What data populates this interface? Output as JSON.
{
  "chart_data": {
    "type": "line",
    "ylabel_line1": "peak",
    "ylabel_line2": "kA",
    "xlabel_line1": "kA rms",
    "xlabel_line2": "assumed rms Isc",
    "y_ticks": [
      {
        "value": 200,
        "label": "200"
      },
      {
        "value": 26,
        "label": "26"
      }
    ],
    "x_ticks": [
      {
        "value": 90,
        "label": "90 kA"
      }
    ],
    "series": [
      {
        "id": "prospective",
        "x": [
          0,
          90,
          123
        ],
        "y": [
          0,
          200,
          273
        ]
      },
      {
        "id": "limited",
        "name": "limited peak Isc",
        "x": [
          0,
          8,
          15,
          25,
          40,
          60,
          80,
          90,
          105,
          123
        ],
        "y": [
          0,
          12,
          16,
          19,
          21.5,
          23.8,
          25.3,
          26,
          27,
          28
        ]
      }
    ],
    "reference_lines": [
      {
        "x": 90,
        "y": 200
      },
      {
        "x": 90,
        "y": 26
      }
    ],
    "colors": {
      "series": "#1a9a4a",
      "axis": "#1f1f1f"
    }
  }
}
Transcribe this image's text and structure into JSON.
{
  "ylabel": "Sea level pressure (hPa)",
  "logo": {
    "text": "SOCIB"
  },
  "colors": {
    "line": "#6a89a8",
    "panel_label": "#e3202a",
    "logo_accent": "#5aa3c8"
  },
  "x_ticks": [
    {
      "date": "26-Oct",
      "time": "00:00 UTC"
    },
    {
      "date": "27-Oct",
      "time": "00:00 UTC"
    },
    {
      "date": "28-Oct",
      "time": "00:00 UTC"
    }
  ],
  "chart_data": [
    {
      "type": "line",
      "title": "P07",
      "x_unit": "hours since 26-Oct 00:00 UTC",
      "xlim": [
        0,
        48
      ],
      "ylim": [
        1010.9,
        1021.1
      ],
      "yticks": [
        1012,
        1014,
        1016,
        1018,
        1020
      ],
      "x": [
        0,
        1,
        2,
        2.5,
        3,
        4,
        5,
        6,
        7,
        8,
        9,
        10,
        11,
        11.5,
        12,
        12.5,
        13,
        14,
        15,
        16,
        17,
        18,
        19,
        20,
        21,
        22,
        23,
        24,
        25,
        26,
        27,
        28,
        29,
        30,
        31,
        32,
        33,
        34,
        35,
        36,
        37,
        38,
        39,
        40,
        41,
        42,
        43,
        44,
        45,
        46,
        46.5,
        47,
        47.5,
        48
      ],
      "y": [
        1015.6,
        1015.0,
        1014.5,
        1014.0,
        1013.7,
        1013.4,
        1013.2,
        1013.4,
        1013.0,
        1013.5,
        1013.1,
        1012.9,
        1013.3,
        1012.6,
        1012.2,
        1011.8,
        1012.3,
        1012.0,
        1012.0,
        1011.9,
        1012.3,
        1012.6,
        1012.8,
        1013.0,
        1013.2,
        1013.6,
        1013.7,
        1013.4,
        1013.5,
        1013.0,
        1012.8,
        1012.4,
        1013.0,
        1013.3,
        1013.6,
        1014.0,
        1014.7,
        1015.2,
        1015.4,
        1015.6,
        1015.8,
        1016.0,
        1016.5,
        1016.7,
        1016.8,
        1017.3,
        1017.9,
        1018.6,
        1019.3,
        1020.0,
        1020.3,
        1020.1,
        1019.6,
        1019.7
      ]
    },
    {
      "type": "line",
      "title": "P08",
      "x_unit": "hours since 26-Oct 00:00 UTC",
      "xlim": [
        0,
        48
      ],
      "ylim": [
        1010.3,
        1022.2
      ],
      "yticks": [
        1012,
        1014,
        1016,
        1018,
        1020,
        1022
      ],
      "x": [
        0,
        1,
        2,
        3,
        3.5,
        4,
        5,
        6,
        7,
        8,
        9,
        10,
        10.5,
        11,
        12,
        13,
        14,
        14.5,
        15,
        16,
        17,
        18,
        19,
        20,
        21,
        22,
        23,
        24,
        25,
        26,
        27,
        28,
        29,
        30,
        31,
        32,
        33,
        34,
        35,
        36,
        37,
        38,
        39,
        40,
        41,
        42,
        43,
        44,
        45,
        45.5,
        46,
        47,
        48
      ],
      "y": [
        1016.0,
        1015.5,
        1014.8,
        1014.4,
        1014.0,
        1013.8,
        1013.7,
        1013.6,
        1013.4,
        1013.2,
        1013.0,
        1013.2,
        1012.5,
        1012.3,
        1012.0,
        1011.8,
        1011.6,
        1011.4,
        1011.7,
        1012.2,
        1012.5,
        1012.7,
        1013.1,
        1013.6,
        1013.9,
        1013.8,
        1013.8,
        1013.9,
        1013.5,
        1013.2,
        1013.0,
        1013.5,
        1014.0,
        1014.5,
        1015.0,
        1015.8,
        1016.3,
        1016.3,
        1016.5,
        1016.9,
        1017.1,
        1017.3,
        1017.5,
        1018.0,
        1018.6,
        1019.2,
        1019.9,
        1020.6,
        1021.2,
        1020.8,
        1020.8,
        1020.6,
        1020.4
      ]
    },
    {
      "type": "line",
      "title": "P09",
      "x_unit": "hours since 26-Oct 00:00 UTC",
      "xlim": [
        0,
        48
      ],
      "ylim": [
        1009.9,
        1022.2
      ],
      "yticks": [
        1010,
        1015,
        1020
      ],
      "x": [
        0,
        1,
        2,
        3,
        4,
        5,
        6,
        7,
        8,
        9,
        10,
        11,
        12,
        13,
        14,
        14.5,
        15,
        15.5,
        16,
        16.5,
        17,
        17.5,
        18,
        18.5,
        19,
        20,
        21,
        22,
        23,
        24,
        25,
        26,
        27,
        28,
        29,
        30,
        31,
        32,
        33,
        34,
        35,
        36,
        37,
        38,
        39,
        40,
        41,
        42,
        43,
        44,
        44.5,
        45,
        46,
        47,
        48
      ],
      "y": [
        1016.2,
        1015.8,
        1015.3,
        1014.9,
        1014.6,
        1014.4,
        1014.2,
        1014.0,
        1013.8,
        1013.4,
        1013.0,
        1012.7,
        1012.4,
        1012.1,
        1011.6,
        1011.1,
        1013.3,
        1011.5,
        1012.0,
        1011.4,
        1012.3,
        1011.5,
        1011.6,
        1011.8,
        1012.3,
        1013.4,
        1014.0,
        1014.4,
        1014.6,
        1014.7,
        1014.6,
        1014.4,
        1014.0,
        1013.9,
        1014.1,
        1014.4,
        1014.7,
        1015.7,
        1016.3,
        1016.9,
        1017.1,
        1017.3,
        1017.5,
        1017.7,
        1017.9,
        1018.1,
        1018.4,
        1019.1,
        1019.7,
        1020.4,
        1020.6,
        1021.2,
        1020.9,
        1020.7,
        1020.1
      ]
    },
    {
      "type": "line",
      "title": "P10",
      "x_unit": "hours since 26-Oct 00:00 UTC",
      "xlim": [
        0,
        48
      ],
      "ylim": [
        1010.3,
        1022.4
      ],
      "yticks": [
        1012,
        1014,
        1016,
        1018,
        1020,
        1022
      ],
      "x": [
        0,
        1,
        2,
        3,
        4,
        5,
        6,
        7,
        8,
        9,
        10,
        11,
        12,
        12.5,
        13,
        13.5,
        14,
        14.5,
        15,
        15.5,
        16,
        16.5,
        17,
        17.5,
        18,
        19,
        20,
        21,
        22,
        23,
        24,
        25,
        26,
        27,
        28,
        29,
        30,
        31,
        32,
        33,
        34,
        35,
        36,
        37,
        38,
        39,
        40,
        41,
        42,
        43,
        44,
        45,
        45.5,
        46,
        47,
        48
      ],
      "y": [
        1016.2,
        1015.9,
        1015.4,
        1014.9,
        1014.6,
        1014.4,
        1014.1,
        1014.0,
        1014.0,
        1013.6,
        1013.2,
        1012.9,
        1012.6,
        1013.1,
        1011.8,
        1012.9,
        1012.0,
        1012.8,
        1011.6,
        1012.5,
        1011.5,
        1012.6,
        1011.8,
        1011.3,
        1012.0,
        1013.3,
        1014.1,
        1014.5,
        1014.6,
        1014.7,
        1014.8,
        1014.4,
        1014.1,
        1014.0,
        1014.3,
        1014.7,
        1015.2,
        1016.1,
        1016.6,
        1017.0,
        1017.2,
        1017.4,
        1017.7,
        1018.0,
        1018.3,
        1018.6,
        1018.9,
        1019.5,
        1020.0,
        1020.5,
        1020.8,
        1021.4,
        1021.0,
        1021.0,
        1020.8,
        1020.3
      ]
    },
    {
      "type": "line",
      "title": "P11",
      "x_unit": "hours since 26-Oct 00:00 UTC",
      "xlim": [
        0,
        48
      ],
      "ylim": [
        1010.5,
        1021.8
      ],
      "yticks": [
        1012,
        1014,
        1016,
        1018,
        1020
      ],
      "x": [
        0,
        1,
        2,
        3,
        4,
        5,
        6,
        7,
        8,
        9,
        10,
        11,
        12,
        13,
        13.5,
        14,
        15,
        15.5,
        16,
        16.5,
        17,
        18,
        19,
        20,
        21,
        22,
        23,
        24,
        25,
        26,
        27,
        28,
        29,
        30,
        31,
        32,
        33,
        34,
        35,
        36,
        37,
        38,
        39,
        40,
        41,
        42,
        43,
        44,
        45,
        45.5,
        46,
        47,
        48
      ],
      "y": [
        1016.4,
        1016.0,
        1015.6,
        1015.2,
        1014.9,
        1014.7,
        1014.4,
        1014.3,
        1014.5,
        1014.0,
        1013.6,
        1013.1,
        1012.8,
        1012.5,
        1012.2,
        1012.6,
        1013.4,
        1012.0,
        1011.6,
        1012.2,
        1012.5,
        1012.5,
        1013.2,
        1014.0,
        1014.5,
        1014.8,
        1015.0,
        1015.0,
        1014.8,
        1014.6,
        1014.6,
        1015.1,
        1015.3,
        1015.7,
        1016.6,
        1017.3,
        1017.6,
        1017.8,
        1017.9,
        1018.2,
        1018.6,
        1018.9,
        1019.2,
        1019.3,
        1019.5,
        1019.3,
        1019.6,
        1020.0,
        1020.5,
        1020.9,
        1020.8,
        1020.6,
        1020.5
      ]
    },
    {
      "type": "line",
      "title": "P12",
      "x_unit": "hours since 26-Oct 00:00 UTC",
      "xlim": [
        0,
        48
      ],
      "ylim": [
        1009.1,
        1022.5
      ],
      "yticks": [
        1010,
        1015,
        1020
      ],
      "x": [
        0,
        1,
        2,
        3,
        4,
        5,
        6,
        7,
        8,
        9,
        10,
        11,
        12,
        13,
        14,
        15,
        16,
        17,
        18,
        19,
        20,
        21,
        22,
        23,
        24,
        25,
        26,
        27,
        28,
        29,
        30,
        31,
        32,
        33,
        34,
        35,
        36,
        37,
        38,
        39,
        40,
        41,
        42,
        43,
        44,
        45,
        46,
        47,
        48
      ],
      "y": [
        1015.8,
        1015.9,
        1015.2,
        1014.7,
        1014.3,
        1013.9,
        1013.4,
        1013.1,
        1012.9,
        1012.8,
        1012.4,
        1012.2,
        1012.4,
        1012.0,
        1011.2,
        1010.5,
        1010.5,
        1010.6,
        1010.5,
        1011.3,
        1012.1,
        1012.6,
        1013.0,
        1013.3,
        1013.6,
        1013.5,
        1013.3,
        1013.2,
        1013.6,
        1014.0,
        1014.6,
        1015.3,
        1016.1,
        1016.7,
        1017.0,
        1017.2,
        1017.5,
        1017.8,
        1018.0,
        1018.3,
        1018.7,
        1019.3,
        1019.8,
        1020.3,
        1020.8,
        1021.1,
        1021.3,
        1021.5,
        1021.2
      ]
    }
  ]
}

Instruction:
What is the number of lines in the records above that include the word "title"? Reply with that number and nothing more.

Output below:
6